* _Extracted records_:
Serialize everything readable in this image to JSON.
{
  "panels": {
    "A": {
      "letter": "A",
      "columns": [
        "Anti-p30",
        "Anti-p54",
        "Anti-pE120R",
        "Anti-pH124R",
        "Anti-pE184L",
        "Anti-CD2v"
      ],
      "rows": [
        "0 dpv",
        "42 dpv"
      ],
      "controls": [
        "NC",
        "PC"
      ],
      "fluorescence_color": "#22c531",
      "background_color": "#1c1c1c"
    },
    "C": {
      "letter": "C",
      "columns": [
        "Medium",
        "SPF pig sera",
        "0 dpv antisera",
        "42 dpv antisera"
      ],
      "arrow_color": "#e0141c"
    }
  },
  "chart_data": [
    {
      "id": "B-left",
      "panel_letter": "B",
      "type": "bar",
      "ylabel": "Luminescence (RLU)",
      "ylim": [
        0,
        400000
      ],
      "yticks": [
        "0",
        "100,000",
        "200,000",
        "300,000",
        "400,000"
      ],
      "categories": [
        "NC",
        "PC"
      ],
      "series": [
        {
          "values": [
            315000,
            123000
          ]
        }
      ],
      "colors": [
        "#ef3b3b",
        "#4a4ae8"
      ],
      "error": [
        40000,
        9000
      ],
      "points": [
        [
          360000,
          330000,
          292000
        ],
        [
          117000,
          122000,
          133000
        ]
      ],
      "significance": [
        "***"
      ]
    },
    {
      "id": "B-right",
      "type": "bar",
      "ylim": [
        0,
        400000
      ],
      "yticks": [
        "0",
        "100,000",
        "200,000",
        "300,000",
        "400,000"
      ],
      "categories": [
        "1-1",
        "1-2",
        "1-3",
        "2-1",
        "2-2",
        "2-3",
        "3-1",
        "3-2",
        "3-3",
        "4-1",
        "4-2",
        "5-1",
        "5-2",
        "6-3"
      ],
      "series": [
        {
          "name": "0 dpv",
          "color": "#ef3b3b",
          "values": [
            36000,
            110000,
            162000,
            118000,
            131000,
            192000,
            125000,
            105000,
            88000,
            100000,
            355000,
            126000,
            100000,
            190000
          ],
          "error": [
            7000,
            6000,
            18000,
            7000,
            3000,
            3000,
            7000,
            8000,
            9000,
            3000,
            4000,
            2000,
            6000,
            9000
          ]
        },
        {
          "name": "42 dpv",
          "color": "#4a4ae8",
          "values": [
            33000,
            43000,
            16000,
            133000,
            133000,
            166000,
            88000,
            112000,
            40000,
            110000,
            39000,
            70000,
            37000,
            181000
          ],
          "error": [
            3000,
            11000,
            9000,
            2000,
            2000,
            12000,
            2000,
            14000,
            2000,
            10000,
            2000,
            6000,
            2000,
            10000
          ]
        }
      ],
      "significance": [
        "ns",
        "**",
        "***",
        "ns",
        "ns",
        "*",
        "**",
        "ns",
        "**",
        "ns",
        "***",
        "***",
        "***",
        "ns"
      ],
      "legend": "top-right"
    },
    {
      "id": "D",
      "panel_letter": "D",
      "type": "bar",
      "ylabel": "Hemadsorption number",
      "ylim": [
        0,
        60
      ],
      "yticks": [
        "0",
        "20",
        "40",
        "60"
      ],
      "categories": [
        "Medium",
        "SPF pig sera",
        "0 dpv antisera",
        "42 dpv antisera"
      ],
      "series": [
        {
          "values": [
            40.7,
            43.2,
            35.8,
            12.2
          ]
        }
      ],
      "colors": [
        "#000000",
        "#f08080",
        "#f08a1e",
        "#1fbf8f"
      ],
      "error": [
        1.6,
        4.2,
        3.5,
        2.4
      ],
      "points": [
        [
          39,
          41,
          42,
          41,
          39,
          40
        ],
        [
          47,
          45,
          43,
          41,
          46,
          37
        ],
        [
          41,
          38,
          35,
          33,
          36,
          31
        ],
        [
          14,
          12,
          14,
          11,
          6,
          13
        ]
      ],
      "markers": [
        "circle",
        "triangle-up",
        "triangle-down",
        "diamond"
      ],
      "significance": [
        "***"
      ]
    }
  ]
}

* _Set task_:
Produce an exact copy of every entry above.

* _Complete response_:
Serialize everything readable in this image to JSON.
{
  "panels": {
    "A": {
      "letter": "A",
      "columns": [
        "Anti-p30",
        "Anti-p54",
        "Anti-pE120R",
        "Anti-pH124R",
        "Anti-pE184L",
        "Anti-CD2v"
      ],
      "rows": [
        "0 dpv",
        "42 dpv"
      ],
      "controls": [
        "NC",
        "PC"
      ],
      "fluorescence_color": "#22c531",
      "background_color": "#1c1c1c"
    },
    "C": {
      "letter": "C",
      "columns": [
        "Medium",
        "SPF pig sera",
        "0 dpv antisera",
        "42 dpv antisera"
      ],
      "arrow_color": "#e0141c"
    }
  },
  "chart_data": [
    {
      "id": "B-left",
      "panel_letter": "B",
      "type": "bar",
      "ylabel": "Luminescence (RLU)",
      "ylim": [
        0,
        400000
      ],
      "yticks": [
        "0",
        "100,000",
        "200,000",
        "300,000",
        "400,000"
      ],
      "categories": [
        "NC",
        "PC"
      ],
      "series": [
        {
          "values": [
            315000,
            123000
          ]
        }
      ],
      "colors": [
        "#ef3b3b",
        "#4a4ae8"
      ],
      "error": [
        40000,
        9000
      ],
      "points": [
        [
          360000,
          330000,
          292000
        ],
        [
          117000,
          122000,
          133000
        ]
      ],
      "significance": [
        "***"
      ]
    },
    {
      "id": "B-right",
      "type": "bar",
      "ylim": [
        0,
        400000
      ],
      "yticks": [
        "0",
        "100,000",
        "200,000",
        "300,000",
        "400,000"
      ],
      "categories": [
        "1-1",
        "1-2",
        "1-3",
        "2-1",
        "2-2",
        "2-3",
        "3-1",
        "3-2",
        "3-3",
        "4-1",
        "4-2",
        "5-1",
        "5-2",
        "6-3"
      ],
      "series": [
        {
          "name": "0 dpv",
          "color": "#ef3b3b",
          "values": [
            36000,
            110000,
            162000,
            118000,
            131000,
            192000,
            125000,
            105000,
            88000,
            100000,
            355000,
            126000,
            100000,
            190000
          ],
          "error": [
            7000,
            6000,
            18000,
            7000,
            3000,
            3000,
            7000,
            8000,
            9000,
            3000,
            4000,
            2000,
            6000,
            9000
          ]
        },
        {
          "name": "42 dpv",
          "color": "#4a4ae8",
          "values": [
            33000,
            43000,
            16000,
            133000,
            133000,
            166000,
            88000,
            112000,
            40000,
            110000,
            39000,
            70000,
            37000,
            181000
          ],
          "error": [
            3000,
            11000,
            9000,
            2000,
            2000,
            12000,
            2000,
            14000,
            2000,
            10000,
            2000,
            6000,
            2000,
            10000
          ]
        }
      ],
      "significance": [
        "ns",
        "**",
        "***",
        "ns",
        "ns",
        "*",
        "**",
        "ns",
        "**",
        "ns",
        "***",
        "***",
        "***",
        "ns"
      ],
      "legend": "top-right"
    },
    {
      "id": "D",
      "panel_letter": "D",
      "type": "bar",
      "ylabel": "Hemadsorption number",
      "ylim": [
        0,
        60
      ],
      "yticks": [
        "0",
        "20",
        "40",
        "60"
      ],
      "categories": [
        "Medium",
        "SPF pig sera",
        "0 dpv antisera",
        "42 dpv antisera"
      ],
      "series": [
        {
          "values": [
            40.7,
            43.2,
            35.8,
            12.2
          ]
        }
      ],
      "colors": [
        "#000000",
        "#f08080",
        "#f08a1e",
        "#1fbf8f"
      ],
      "error": [
        1.6,
        4.2,
        3.5,
        2.4
      ],
      "points": [
        [
          39,
          41,
          42,
          41,
          39,
          40
        ],
        [
          47,
          45,
          43,
          41,
          46,
          37
        ],
        [
          41,
          38,
          35,
          33,
          36,
          31
        ],
        [
          14,
          12,
          14,
          11,
          6,
          13
        ]
      ],
      "markers": [
        "circle",
        "triangle-up",
        "triangle-down",
        "diamond"
      ],
      "significance": [
        "***"
      ]
    }
  ]
}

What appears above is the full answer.